# [Exercise brief]
Write out the items word for word, from the first line through the line containing "cell-date: 24.4.45: [170, 536, 211, 547]", including that line.

# [Supplied records]
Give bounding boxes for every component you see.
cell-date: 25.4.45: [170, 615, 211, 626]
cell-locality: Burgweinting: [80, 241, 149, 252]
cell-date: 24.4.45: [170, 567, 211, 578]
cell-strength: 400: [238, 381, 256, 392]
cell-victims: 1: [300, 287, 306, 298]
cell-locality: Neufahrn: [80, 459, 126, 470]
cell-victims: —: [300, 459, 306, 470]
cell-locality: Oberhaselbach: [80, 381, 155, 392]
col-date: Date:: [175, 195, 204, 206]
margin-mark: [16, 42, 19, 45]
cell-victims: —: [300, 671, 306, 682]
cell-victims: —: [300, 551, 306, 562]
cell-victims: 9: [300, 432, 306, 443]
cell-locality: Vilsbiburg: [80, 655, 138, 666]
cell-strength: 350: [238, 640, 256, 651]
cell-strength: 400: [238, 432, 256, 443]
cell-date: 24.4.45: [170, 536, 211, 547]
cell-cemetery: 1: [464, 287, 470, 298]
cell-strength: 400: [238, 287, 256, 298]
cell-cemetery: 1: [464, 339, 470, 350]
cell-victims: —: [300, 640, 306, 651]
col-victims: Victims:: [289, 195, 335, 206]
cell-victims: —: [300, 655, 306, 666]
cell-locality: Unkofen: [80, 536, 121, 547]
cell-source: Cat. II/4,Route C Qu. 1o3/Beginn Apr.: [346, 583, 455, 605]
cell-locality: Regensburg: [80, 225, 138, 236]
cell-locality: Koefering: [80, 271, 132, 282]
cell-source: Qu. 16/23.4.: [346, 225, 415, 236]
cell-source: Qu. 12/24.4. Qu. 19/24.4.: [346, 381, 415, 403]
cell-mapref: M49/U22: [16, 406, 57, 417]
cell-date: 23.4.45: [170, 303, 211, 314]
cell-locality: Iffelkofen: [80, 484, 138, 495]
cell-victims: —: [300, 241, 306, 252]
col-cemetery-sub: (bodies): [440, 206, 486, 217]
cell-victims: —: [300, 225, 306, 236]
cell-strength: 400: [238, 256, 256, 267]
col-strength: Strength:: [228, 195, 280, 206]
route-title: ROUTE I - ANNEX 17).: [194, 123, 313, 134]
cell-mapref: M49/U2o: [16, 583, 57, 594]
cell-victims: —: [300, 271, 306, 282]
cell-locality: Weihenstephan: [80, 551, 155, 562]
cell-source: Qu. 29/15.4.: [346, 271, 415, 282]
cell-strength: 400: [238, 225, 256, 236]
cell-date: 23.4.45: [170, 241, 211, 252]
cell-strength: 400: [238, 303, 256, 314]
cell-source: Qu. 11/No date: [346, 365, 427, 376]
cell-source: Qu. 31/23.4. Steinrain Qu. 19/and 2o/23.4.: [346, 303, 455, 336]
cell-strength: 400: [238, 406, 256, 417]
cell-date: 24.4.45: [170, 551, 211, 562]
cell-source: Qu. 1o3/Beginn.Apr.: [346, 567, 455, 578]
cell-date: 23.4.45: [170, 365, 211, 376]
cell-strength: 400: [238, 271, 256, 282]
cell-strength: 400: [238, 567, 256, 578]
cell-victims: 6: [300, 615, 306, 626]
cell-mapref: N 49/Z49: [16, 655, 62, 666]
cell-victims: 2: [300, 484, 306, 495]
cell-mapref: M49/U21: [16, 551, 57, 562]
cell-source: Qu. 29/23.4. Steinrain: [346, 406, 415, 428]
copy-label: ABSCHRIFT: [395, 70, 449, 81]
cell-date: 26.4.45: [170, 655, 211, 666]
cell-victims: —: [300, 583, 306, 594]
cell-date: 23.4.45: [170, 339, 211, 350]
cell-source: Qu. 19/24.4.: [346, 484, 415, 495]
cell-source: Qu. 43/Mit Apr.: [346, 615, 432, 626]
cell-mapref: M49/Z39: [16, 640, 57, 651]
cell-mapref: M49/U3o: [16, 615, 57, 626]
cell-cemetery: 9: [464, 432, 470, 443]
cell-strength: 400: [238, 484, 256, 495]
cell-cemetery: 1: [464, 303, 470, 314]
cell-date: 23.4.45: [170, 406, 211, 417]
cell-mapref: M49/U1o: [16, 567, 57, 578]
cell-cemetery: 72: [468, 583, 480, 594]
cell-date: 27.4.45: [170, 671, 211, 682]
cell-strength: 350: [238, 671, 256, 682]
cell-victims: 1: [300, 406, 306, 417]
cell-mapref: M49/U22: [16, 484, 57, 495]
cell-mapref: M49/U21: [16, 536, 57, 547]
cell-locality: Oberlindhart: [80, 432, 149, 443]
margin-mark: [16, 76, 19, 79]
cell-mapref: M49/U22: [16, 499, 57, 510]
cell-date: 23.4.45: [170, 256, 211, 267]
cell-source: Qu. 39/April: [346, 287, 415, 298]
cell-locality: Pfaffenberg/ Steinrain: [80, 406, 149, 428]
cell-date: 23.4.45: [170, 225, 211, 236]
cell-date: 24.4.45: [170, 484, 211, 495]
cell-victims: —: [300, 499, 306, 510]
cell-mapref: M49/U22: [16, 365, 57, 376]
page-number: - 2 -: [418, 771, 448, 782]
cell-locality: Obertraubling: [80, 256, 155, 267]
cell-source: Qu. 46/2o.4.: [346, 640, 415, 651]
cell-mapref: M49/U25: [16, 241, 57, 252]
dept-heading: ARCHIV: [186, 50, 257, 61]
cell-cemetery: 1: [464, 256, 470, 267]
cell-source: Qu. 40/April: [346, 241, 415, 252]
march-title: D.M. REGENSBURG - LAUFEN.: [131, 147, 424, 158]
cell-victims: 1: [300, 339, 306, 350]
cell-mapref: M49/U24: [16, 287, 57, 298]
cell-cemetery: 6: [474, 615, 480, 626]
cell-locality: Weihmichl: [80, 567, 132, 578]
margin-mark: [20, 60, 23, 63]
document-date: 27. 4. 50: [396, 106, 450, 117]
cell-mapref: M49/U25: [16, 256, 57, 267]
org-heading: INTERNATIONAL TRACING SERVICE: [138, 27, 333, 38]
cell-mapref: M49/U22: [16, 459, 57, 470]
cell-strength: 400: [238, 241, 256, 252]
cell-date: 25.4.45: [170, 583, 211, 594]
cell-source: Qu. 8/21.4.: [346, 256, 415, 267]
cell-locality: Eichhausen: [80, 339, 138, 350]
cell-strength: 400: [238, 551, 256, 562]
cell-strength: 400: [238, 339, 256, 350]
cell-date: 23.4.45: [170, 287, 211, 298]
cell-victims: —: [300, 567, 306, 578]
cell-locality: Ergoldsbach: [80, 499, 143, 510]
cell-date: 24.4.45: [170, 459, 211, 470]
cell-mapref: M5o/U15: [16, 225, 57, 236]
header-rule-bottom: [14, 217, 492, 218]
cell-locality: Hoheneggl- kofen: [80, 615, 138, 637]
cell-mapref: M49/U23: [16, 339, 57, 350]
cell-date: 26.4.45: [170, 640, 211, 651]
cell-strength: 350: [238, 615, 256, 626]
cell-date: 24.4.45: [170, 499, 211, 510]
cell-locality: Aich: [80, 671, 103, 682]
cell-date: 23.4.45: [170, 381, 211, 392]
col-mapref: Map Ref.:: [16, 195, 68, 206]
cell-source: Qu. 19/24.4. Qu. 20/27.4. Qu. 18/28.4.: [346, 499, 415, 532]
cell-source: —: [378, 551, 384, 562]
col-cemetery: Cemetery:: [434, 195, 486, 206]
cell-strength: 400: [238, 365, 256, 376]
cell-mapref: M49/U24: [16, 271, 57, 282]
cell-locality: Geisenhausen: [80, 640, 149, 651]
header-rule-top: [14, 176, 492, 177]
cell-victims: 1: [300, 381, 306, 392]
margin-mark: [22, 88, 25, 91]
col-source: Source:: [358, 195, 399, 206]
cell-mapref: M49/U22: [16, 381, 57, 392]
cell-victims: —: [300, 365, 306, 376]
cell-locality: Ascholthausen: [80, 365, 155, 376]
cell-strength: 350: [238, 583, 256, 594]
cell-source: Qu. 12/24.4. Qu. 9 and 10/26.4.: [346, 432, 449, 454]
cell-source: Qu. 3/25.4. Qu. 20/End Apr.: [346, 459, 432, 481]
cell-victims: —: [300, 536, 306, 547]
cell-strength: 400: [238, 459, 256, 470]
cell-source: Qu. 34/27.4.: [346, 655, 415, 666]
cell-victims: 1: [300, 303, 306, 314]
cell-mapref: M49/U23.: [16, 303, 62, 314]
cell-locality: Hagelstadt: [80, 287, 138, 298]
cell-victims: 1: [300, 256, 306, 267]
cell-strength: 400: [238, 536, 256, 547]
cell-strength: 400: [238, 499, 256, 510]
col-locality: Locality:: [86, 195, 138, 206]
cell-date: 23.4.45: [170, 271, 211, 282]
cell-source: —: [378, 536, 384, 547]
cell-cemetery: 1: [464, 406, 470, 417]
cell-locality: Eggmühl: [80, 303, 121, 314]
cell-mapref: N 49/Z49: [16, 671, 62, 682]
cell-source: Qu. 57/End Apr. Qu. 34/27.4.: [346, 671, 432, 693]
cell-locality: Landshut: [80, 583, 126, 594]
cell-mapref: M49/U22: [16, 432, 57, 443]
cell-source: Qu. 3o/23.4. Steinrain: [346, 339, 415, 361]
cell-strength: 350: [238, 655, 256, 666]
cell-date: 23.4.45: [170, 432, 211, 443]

# [Response to the task]
Give bounding boxes for every component you see.
cell-date: 25.4.45: [170, 615, 211, 626]
cell-locality: Burgweinting: [80, 241, 149, 252]
cell-date: 24.4.45: [170, 567, 211, 578]
cell-strength: 400: [238, 381, 256, 392]
cell-victims: 1: [300, 287, 306, 298]
cell-locality: Neufahrn: [80, 459, 126, 470]
cell-victims: —: [300, 459, 306, 470]
cell-locality: Oberhaselbach: [80, 381, 155, 392]
col-date: Date:: [175, 195, 204, 206]
margin-mark: [16, 42, 19, 45]
cell-victims: —: [300, 671, 306, 682]
cell-victims: —: [300, 551, 306, 562]
cell-victims: 9: [300, 432, 306, 443]
cell-locality: Vilsbiburg: [80, 655, 138, 666]
cell-strength: 350: [238, 640, 256, 651]
cell-strength: 400: [238, 432, 256, 443]
cell-date: 24.4.45: [170, 536, 211, 547]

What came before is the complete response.